**Supplied data:**
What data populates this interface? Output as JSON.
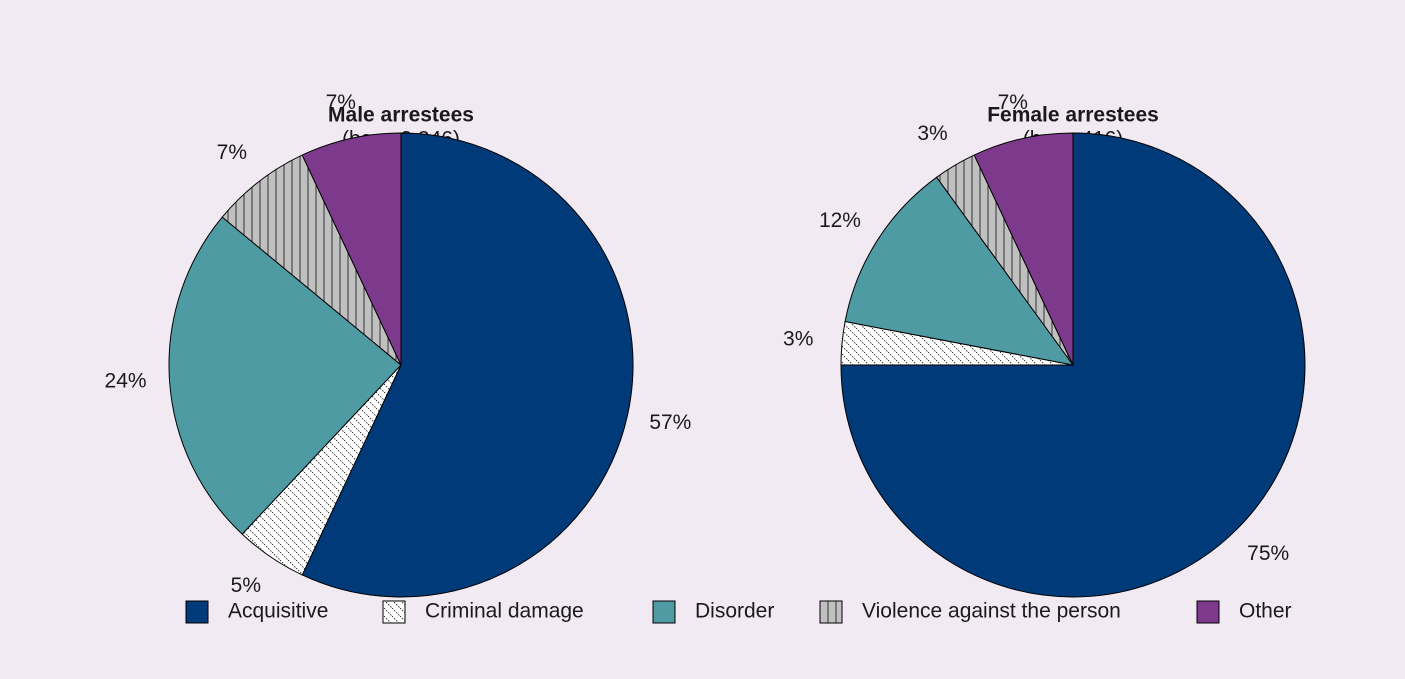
{
  "chart_data": [
    {
      "type": "pie",
      "title": "Male arrestees",
      "subtitle": "(base 3,346)",
      "categories": [
        "Acquisitive",
        "Criminal damage",
        "Disorder",
        "Violence against the person",
        "Other"
      ],
      "values": [
        57,
        5,
        24,
        7,
        7
      ],
      "value_labels": [
        "57%",
        "5%",
        "24%",
        "7%",
        "7%"
      ],
      "colors": [
        "#003a78",
        "#ffffff",
        "#4f9ba3",
        "#c0c0c0",
        "#7d3a8c"
      ],
      "patterns": [
        "solid",
        "diagonal",
        "solid",
        "vertical",
        "solid"
      ]
    },
    {
      "type": "pie",
      "title": "Female arrestees",
      "subtitle": "(base 416)",
      "categories": [
        "Acquisitive",
        "Criminal damage",
        "Disorder",
        "Violence against the person",
        "Other"
      ],
      "values": [
        75,
        3,
        12,
        3,
        7
      ],
      "value_labels": [
        "75%",
        "3%",
        "12%",
        "3%",
        "7%"
      ],
      "colors": [
        "#003a78",
        "#ffffff",
        "#4f9ba3",
        "#c0c0c0",
        "#7d3a8c"
      ],
      "patterns": [
        "solid",
        "diagonal",
        "solid",
        "vertical",
        "solid"
      ]
    }
  ]
}
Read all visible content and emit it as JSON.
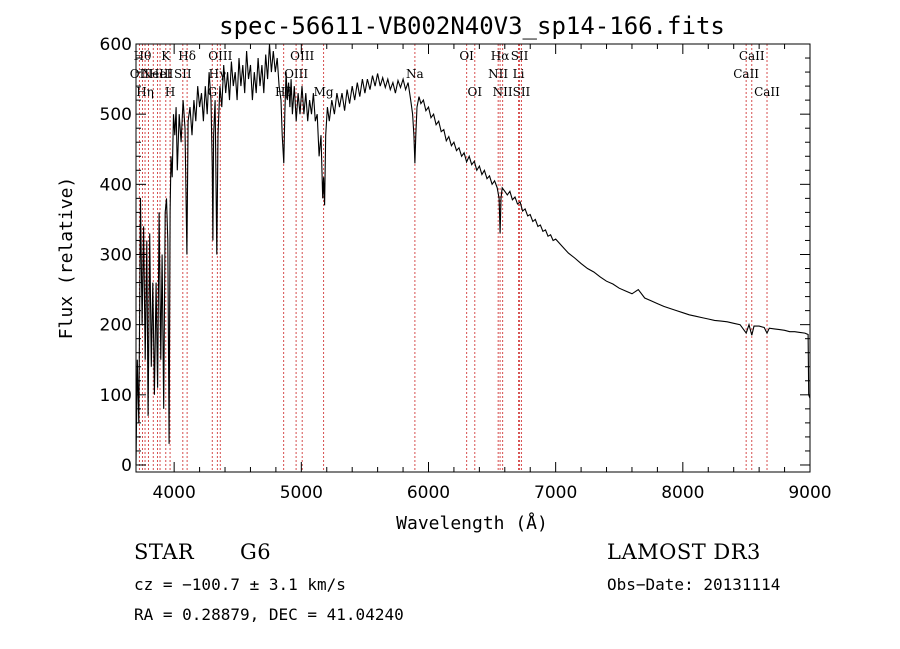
{
  "chart_data": {
    "type": "line",
    "title": "spec-56611-VB002N40V3_sp14-166.fits",
    "xlabel": "Wavelength (Å)",
    "ylabel": "Flux (relative)",
    "xlim": [
      3700,
      9000
    ],
    "ylim": [
      -10,
      600
    ],
    "xticks": [
      4000,
      5000,
      6000,
      7000,
      8000,
      9000
    ],
    "yticks": [
      0,
      100,
      200,
      300,
      400,
      500,
      600
    ],
    "series": [
      {
        "name": "spectrum",
        "points": [
          [
            3700,
            0
          ],
          [
            3710,
            150
          ],
          [
            3722,
            60
          ],
          [
            3735,
            380
          ],
          [
            3748,
            200
          ],
          [
            3760,
            340
          ],
          [
            3772,
            150
          ],
          [
            3785,
            320
          ],
          [
            3795,
            70
          ],
          [
            3808,
            330
          ],
          [
            3820,
            140
          ],
          [
            3832,
            260
          ],
          [
            3845,
            100
          ],
          [
            3858,
            260
          ],
          [
            3870,
            110
          ],
          [
            3882,
            360
          ],
          [
            3895,
            150
          ],
          [
            3905,
            300
          ],
          [
            3918,
            80
          ],
          [
            3930,
            360
          ],
          [
            3940,
            380
          ],
          [
            3950,
            320
          ],
          [
            3960,
            30
          ],
          [
            3968,
            360
          ],
          [
            3975,
            440
          ],
          [
            3985,
            410
          ],
          [
            3995,
            500
          ],
          [
            4005,
            470
          ],
          [
            4015,
            510
          ],
          [
            4025,
            420
          ],
          [
            4040,
            500
          ],
          [
            4055,
            460
          ],
          [
            4070,
            520
          ],
          [
            4085,
            480
          ],
          [
            4100,
            300
          ],
          [
            4110,
            490
          ],
          [
            4125,
            510
          ],
          [
            4140,
            470
          ],
          [
            4155,
            520
          ],
          [
            4170,
            490
          ],
          [
            4185,
            540
          ],
          [
            4200,
            510
          ],
          [
            4215,
            530
          ],
          [
            4230,
            490
          ],
          [
            4245,
            540
          ],
          [
            4260,
            500
          ],
          [
            4275,
            560
          ],
          [
            4290,
            520
          ],
          [
            4300,
            420
          ],
          [
            4305,
            320
          ],
          [
            4310,
            470
          ],
          [
            4322,
            520
          ],
          [
            4335,
            300
          ],
          [
            4345,
            470
          ],
          [
            4360,
            540
          ],
          [
            4375,
            510
          ],
          [
            4390,
            570
          ],
          [
            4405,
            530
          ],
          [
            4420,
            560
          ],
          [
            4435,
            520
          ],
          [
            4450,
            575
          ],
          [
            4465,
            540
          ],
          [
            4480,
            560
          ],
          [
            4495,
            520
          ],
          [
            4510,
            580
          ],
          [
            4525,
            540
          ],
          [
            4540,
            570
          ],
          [
            4555,
            530
          ],
          [
            4570,
            590
          ],
          [
            4585,
            550
          ],
          [
            4600,
            570
          ],
          [
            4615,
            520
          ],
          [
            4630,
            560
          ],
          [
            4645,
            530
          ],
          [
            4660,
            580
          ],
          [
            4675,
            540
          ],
          [
            4690,
            570
          ],
          [
            4705,
            530
          ],
          [
            4720,
            585
          ],
          [
            4735,
            550
          ],
          [
            4750,
            600
          ],
          [
            4765,
            560
          ],
          [
            4780,
            590
          ],
          [
            4795,
            560
          ],
          [
            4810,
            580
          ],
          [
            4825,
            540
          ],
          [
            4840,
            520
          ],
          [
            4850,
            470
          ],
          [
            4862,
            430
          ],
          [
            4870,
            500
          ],
          [
            4880,
            560
          ],
          [
            4890,
            520
          ],
          [
            4900,
            545
          ],
          [
            4910,
            510
          ],
          [
            4920,
            550
          ],
          [
            4930,
            500
          ],
          [
            4945,
            540
          ],
          [
            4960,
            490
          ],
          [
            4975,
            530
          ],
          [
            4990,
            500
          ],
          [
            5005,
            540
          ],
          [
            5020,
            500
          ],
          [
            5035,
            530
          ],
          [
            5050,
            490
          ],
          [
            5065,
            520
          ],
          [
            5080,
            500
          ],
          [
            5095,
            530
          ],
          [
            5110,
            490
          ],
          [
            5125,
            500
          ],
          [
            5140,
            440
          ],
          [
            5155,
            470
          ],
          [
            5168,
            380
          ],
          [
            5175,
            410
          ],
          [
            5183,
            370
          ],
          [
            5192,
            470
          ],
          [
            5205,
            510
          ],
          [
            5220,
            490
          ],
          [
            5240,
            520
          ],
          [
            5260,
            500
          ],
          [
            5280,
            530
          ],
          [
            5300,
            510
          ],
          [
            5320,
            530
          ],
          [
            5340,
            505
          ],
          [
            5360,
            535
          ],
          [
            5380,
            515
          ],
          [
            5400,
            540
          ],
          [
            5420,
            520
          ],
          [
            5440,
            545
          ],
          [
            5460,
            525
          ],
          [
            5480,
            550
          ],
          [
            5500,
            530
          ],
          [
            5520,
            550
          ],
          [
            5540,
            535
          ],
          [
            5560,
            555
          ],
          [
            5580,
            540
          ],
          [
            5600,
            558
          ],
          [
            5620,
            540
          ],
          [
            5640,
            552
          ],
          [
            5660,
            538
          ],
          [
            5680,
            550
          ],
          [
            5700,
            535
          ],
          [
            5720,
            545
          ],
          [
            5740,
            530
          ],
          [
            5760,
            548
          ],
          [
            5780,
            538
          ],
          [
            5800,
            550
          ],
          [
            5820,
            535
          ],
          [
            5840,
            545
          ],
          [
            5860,
            520
          ],
          [
            5875,
            500
          ],
          [
            5885,
            470
          ],
          [
            5893,
            430
          ],
          [
            5900,
            470
          ],
          [
            5910,
            510
          ],
          [
            5925,
            525
          ],
          [
            5940,
            515
          ],
          [
            5960,
            520
          ],
          [
            5980,
            505
          ],
          [
            6000,
            510
          ],
          [
            6020,
            495
          ],
          [
            6040,
            500
          ],
          [
            6060,
            485
          ],
          [
            6080,
            490
          ],
          [
            6100,
            475
          ],
          [
            6120,
            478
          ],
          [
            6140,
            462
          ],
          [
            6160,
            468
          ],
          [
            6180,
            455
          ],
          [
            6200,
            460
          ],
          [
            6220,
            448
          ],
          [
            6240,
            452
          ],
          [
            6260,
            440
          ],
          [
            6280,
            445
          ],
          [
            6300,
            432
          ],
          [
            6320,
            440
          ],
          [
            6340,
            428
          ],
          [
            6360,
            433
          ],
          [
            6380,
            420
          ],
          [
            6400,
            426
          ],
          [
            6420,
            414
          ],
          [
            6440,
            420
          ],
          [
            6460,
            408
          ],
          [
            6480,
            412
          ],
          [
            6500,
            400
          ],
          [
            6520,
            405
          ],
          [
            6540,
            395
          ],
          [
            6555,
            380
          ],
          [
            6563,
            330
          ],
          [
            6570,
            380
          ],
          [
            6580,
            395
          ],
          [
            6600,
            390
          ],
          [
            6620,
            385
          ],
          [
            6640,
            390
          ],
          [
            6660,
            378
          ],
          [
            6680,
            382
          ],
          [
            6700,
            372
          ],
          [
            6720,
            375
          ],
          [
            6740,
            362
          ],
          [
            6760,
            365
          ],
          [
            6780,
            355
          ],
          [
            6800,
            357
          ],
          [
            6820,
            347
          ],
          [
            6840,
            350
          ],
          [
            6860,
            340
          ],
          [
            6880,
            342
          ],
          [
            6900,
            333
          ],
          [
            6920,
            335
          ],
          [
            6940,
            326
          ],
          [
            6960,
            328
          ],
          [
            6980,
            320
          ],
          [
            7000,
            322
          ],
          [
            7050,
            312
          ],
          [
            7100,
            302
          ],
          [
            7150,
            295
          ],
          [
            7200,
            287
          ],
          [
            7250,
            280
          ],
          [
            7300,
            275
          ],
          [
            7350,
            268
          ],
          [
            7400,
            262
          ],
          [
            7450,
            258
          ],
          [
            7500,
            252
          ],
          [
            7550,
            248
          ],
          [
            7600,
            244
          ],
          [
            7650,
            250
          ],
          [
            7700,
            238
          ],
          [
            7750,
            234
          ],
          [
            7800,
            230
          ],
          [
            7850,
            226
          ],
          [
            7900,
            223
          ],
          [
            7950,
            220
          ],
          [
            8000,
            217
          ],
          [
            8050,
            214
          ],
          [
            8100,
            212
          ],
          [
            8150,
            210
          ],
          [
            8200,
            208
          ],
          [
            8250,
            206
          ],
          [
            8300,
            205
          ],
          [
            8350,
            204
          ],
          [
            8400,
            202
          ],
          [
            8450,
            200
          ],
          [
            8498,
            188
          ],
          [
            8520,
            200
          ],
          [
            8542,
            185
          ],
          [
            8560,
            198
          ],
          [
            8600,
            198
          ],
          [
            8640,
            196
          ],
          [
            8662,
            188
          ],
          [
            8680,
            195
          ],
          [
            8720,
            194
          ],
          [
            8760,
            193
          ],
          [
            8800,
            192
          ],
          [
            8840,
            190
          ],
          [
            8880,
            190
          ],
          [
            8920,
            189
          ],
          [
            8960,
            188
          ],
          [
            8985,
            186
          ],
          [
            8990,
            100
          ],
          [
            9000,
            95
          ]
        ]
      }
    ],
    "spectral_lines": [
      {
        "wavelength": 3727,
        "label": "OII",
        "row": 1
      },
      {
        "wavelength": 3751,
        "label": "Hθ",
        "row": 0
      },
      {
        "wavelength": 3771,
        "label": "Hη",
        "row": 2
      },
      {
        "wavelength": 3798,
        "label": "",
        "row": 2
      },
      {
        "wavelength": 3836,
        "label": "",
        "row": 2
      },
      {
        "wavelength": 3869,
        "label": "NeIII",
        "row": 1
      },
      {
        "wavelength": 3889,
        "label": "HeI",
        "row": 1
      },
      {
        "wavelength": 3934,
        "label": "K",
        "row": 0
      },
      {
        "wavelength": 3968,
        "label": "H",
        "row": 2
      },
      {
        "wavelength": 4068,
        "label": "SII",
        "row": 1
      },
      {
        "wavelength": 4102,
        "label": "Hδ",
        "row": 0
      },
      {
        "wavelength": 4300,
        "label": "G",
        "row": 2
      },
      {
        "wavelength": 4340,
        "label": "Hγ",
        "row": 1
      },
      {
        "wavelength": 4363,
        "label": "OIII",
        "row": 0
      },
      {
        "wavelength": 4861,
        "label": "Hβ",
        "row": 2
      },
      {
        "wavelength": 4959,
        "label": "OIII",
        "row": 1
      },
      {
        "wavelength": 5007,
        "label": "OIII",
        "row": 0
      },
      {
        "wavelength": 5175,
        "label": "Mg",
        "row": 2
      },
      {
        "wavelength": 5893,
        "label": "Na",
        "row": 1
      },
      {
        "wavelength": 6300,
        "label": "OI",
        "row": 0
      },
      {
        "wavelength": 6364,
        "label": "OI",
        "row": 2
      },
      {
        "wavelength": 6548,
        "label": "NII",
        "row": 1
      },
      {
        "wavelength": 6563,
        "label": "Hα",
        "row": 0
      },
      {
        "wavelength": 6583,
        "label": "NII",
        "row": 2
      },
      {
        "wavelength": 6708,
        "label": "Li",
        "row": 1
      },
      {
        "wavelength": 6716,
        "label": "SII",
        "row": 0
      },
      {
        "wavelength": 6731,
        "label": "SII",
        "row": 2
      },
      {
        "wavelength": 8498,
        "label": "CaII",
        "row": 1
      },
      {
        "wavelength": 8542,
        "label": "CaII",
        "row": 0
      },
      {
        "wavelength": 8662,
        "label": "CaII",
        "row": 2
      }
    ]
  },
  "info": {
    "object_class": "STAR",
    "subclass": "G6",
    "survey": "LAMOST DR3",
    "cz": "cz = −100.7 ± 3.1 km/s",
    "obs_date": "Obs−Date: 20131114",
    "coords": "RA =   0.28879, DEC =  41.04240"
  },
  "colors": {
    "spectrum": "#000000",
    "line_marker": "#cc2222",
    "background": "#ffffff"
  }
}
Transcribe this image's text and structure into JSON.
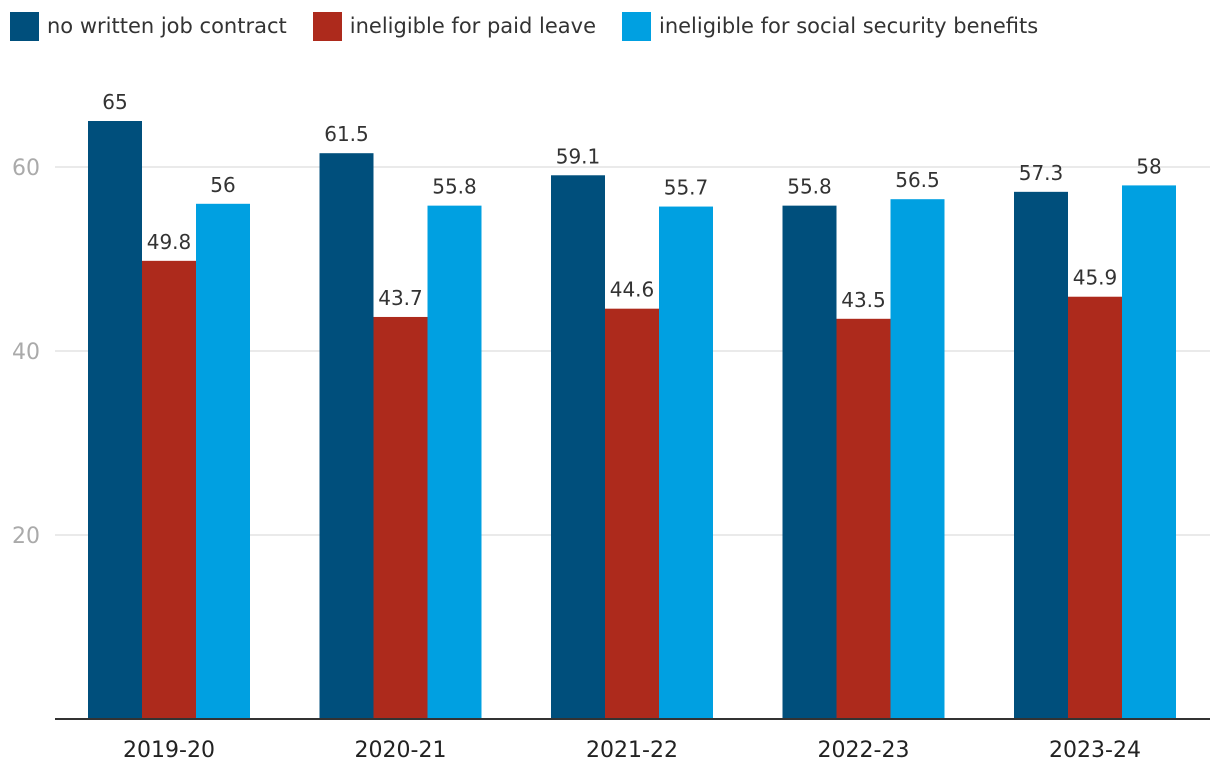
{
  "chart_data": {
    "type": "bar",
    "title": "",
    "xlabel": "",
    "ylabel": "",
    "categories": [
      "2019-20",
      "2020-21",
      "2021-22",
      "2022-23",
      "2023-24"
    ],
    "series": [
      {
        "name": "no written job contract",
        "color": "#004f7c",
        "values": [
          65,
          61.5,
          59.1,
          55.8,
          57.3
        ]
      },
      {
        "name": "ineligible for paid leave",
        "color": "#ad2a1c",
        "values": [
          49.8,
          43.7,
          44.6,
          43.5,
          45.9
        ]
      },
      {
        "name": "ineligible for social security benefits",
        "color": "#00a0e1",
        "values": [
          56,
          55.8,
          55.7,
          56.5,
          58
        ]
      }
    ],
    "yticks": [
      20,
      40,
      60
    ],
    "ylim": [
      0,
      69
    ],
    "grid": true,
    "legend_position": "top-left"
  }
}
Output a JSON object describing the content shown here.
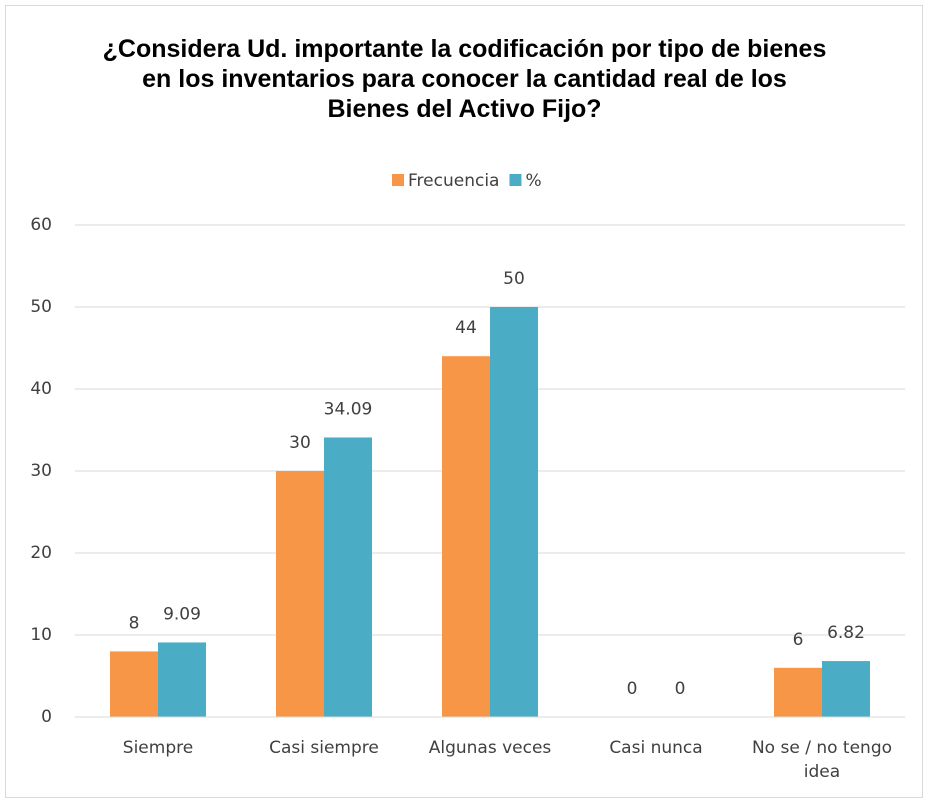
{
  "chart_data": {
    "type": "bar",
    "title": "¿Considera Ud. importante la codificación por tipo de bienes en los inventarios para conocer la cantidad real de los Bienes del Activo Fijo?",
    "categories": [
      "Siempre",
      "Casi siempre",
      "Algunas veces",
      "Casi nunca",
      "No se / no tengo idea"
    ],
    "series": [
      {
        "name": "Frecuencia",
        "color": "#f79646",
        "values": [
          8,
          30,
          44,
          0,
          6
        ]
      },
      {
        "name": "%",
        "color": "#4bacc6",
        "values": [
          9.09,
          34.09,
          50,
          0,
          6.82
        ]
      }
    ],
    "ylim": [
      0,
      60
    ],
    "yticks": [
      0,
      10,
      20,
      30,
      40,
      50,
      60
    ],
    "grid": true,
    "legend": "top"
  }
}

**Task objective:** Only the number is required: the count of lines containing the word "this".

**Final answer:** 2